*Required task*: For each line in the data below that holds "ylabel", return a copy.

Begin Provided records

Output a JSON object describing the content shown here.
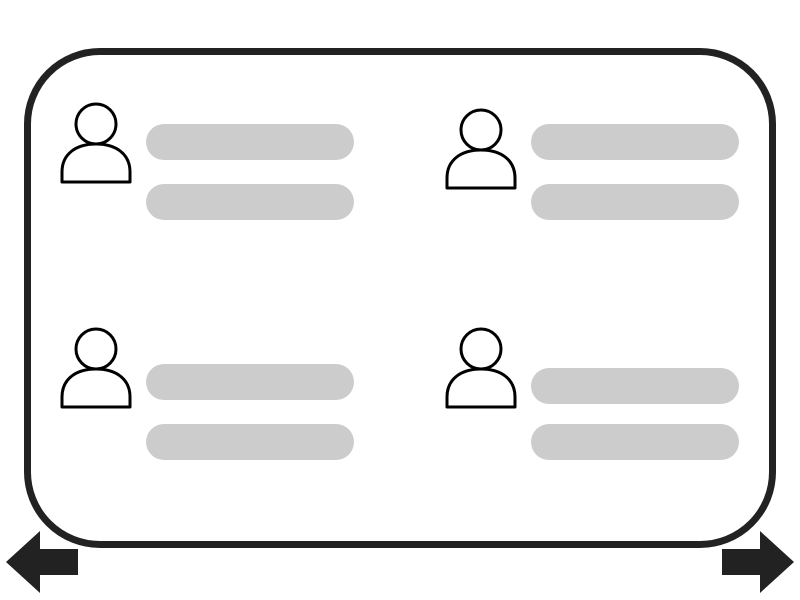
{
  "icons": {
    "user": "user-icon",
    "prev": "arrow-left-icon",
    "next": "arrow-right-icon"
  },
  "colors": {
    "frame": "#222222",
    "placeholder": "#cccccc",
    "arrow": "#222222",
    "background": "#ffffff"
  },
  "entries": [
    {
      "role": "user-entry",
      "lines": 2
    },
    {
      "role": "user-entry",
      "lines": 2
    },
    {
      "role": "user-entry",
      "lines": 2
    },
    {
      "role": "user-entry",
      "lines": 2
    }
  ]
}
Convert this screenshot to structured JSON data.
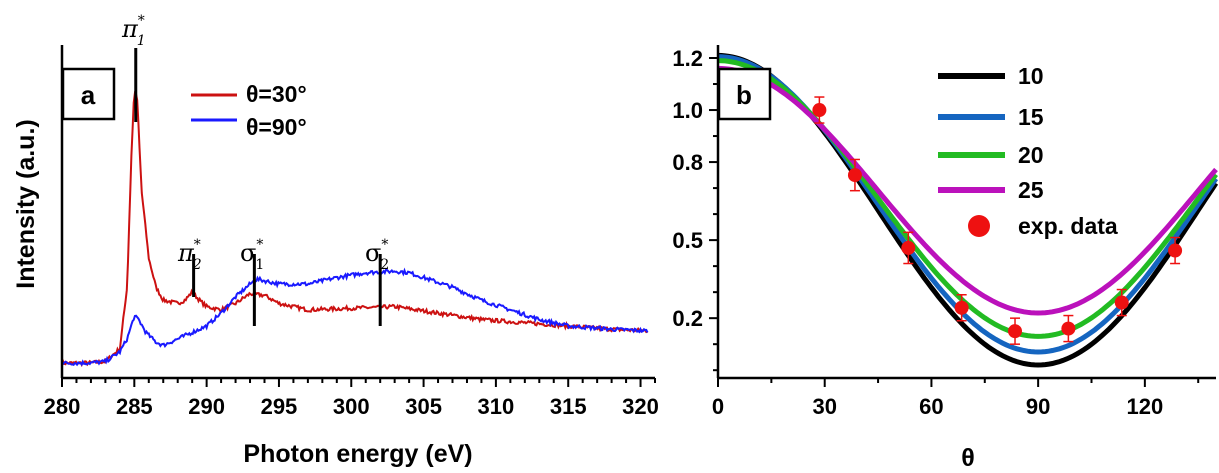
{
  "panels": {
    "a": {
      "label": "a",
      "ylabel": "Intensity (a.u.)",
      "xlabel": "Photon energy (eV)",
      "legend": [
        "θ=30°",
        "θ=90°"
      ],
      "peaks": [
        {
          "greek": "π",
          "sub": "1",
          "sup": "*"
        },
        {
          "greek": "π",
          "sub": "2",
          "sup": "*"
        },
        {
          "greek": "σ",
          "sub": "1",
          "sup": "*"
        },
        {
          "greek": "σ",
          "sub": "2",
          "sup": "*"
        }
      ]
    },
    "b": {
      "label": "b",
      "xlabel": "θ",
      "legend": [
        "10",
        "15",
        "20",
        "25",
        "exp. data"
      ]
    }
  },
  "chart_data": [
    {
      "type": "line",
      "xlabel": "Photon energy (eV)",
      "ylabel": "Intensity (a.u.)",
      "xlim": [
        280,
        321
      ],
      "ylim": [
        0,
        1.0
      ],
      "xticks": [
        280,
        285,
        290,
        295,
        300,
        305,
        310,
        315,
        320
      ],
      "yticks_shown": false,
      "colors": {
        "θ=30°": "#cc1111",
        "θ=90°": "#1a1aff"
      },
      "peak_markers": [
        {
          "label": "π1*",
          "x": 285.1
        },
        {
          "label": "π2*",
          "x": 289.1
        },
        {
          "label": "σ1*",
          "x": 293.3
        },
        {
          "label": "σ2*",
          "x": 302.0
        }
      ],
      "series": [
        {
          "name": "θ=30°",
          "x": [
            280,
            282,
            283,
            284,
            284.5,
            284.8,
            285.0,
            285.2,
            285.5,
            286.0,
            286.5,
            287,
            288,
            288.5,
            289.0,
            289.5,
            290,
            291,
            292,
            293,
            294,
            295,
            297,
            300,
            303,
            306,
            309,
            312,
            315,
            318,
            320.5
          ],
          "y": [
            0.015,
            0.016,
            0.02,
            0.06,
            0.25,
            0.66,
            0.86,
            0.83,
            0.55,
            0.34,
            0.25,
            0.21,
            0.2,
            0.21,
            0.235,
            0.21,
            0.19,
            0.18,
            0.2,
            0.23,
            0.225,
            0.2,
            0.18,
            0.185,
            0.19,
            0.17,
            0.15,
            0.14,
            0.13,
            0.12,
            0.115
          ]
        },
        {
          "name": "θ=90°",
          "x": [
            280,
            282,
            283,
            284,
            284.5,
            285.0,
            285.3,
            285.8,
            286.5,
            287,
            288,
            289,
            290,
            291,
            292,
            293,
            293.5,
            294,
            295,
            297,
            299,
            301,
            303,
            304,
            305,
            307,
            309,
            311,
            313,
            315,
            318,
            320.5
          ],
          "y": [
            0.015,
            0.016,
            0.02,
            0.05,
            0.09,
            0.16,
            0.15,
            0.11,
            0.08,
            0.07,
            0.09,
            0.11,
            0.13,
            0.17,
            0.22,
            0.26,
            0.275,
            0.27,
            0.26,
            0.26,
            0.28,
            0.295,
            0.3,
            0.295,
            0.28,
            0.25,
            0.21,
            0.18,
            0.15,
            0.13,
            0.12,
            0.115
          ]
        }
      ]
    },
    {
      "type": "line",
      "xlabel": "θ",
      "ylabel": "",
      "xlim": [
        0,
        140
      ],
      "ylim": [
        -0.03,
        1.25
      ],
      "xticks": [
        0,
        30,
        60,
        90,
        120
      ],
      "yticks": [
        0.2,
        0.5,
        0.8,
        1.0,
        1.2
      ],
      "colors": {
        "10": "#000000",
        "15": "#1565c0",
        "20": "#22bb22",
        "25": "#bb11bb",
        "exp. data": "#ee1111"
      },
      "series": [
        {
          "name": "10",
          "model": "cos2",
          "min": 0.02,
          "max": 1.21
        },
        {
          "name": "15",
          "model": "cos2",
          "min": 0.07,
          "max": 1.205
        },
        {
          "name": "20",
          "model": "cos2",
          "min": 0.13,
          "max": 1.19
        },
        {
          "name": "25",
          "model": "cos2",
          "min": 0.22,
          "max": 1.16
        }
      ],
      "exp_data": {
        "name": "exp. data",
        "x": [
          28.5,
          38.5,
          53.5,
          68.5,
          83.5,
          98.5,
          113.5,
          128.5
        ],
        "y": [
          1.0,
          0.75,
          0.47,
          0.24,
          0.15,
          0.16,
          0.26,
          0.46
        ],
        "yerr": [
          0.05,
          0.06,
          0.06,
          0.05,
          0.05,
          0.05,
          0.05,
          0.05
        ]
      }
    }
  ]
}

End Provided records
Begin Provided records

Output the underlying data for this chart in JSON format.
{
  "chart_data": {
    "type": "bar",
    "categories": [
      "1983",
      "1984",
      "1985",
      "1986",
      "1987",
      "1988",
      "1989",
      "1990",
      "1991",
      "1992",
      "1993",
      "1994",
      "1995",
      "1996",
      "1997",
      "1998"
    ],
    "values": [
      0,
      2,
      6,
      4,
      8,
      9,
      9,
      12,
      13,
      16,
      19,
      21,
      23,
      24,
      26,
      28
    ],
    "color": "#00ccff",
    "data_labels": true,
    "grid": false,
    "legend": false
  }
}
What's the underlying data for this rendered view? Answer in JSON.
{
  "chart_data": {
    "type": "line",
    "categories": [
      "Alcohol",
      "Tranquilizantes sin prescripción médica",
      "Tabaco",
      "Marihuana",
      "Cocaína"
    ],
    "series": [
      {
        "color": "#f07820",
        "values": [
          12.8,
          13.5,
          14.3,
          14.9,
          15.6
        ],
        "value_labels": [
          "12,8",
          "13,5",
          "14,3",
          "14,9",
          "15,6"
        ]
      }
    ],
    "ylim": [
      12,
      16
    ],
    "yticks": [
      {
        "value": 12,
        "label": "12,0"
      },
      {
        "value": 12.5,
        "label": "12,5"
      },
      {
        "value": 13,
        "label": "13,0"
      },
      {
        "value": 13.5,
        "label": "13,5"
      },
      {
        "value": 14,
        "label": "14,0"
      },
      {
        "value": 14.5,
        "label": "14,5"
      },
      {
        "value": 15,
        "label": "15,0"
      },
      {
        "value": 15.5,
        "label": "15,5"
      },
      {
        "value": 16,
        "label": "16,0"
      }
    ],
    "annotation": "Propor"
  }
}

End Provided records
Begin Provided records

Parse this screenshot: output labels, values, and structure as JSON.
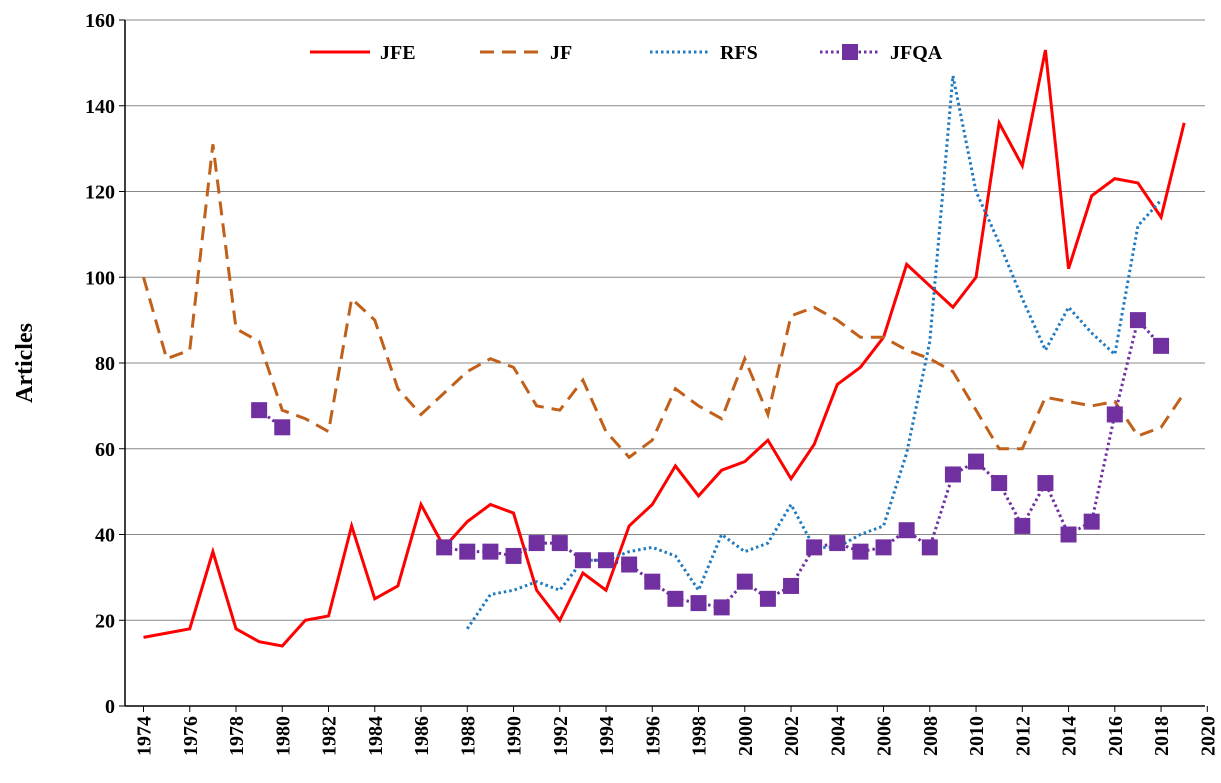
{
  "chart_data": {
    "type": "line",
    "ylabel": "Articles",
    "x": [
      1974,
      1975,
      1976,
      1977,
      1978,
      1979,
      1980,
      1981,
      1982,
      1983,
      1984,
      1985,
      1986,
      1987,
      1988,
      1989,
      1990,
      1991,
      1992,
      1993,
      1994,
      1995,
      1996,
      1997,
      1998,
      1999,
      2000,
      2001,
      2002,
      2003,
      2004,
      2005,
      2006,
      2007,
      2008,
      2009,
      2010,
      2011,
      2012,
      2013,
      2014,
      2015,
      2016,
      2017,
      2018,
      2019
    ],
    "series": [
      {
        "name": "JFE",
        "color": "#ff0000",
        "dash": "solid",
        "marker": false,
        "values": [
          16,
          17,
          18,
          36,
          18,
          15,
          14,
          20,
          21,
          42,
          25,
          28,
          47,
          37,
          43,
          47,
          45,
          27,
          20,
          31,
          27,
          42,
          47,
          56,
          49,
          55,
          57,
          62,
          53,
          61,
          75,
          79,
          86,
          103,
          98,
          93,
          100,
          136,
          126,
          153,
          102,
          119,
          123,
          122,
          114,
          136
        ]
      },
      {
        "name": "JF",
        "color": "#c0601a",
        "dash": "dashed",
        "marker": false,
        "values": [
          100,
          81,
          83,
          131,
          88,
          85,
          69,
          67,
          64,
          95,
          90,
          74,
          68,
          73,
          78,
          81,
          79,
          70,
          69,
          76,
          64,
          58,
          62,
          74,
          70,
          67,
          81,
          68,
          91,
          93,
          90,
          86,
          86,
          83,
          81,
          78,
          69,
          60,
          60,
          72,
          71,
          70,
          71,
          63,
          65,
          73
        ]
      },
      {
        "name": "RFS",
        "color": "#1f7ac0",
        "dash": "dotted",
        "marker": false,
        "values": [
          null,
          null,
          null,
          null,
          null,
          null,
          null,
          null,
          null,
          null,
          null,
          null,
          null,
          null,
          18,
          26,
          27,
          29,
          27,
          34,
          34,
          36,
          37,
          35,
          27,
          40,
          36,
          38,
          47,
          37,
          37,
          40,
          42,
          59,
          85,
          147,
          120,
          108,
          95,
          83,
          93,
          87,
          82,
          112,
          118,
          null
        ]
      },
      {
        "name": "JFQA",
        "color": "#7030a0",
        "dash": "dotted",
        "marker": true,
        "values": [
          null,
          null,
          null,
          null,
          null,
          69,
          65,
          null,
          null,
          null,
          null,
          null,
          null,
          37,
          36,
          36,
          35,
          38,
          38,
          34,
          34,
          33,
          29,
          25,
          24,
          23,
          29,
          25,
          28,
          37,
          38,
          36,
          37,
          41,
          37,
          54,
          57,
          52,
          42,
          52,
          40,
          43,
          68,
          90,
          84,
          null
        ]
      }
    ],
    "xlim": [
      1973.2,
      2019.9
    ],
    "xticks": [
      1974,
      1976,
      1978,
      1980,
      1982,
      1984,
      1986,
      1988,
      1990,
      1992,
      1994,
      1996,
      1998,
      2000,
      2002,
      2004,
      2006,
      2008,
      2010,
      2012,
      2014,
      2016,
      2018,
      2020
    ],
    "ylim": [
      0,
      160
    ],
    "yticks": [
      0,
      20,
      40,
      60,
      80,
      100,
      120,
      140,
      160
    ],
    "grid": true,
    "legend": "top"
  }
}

End Provided records

*Result*:
      "ylabel": "Intensity (a.u.)",
      "ylabel": "Intensity (a.u.)",
      "ylabel": "",
    "ylabel": "Articles",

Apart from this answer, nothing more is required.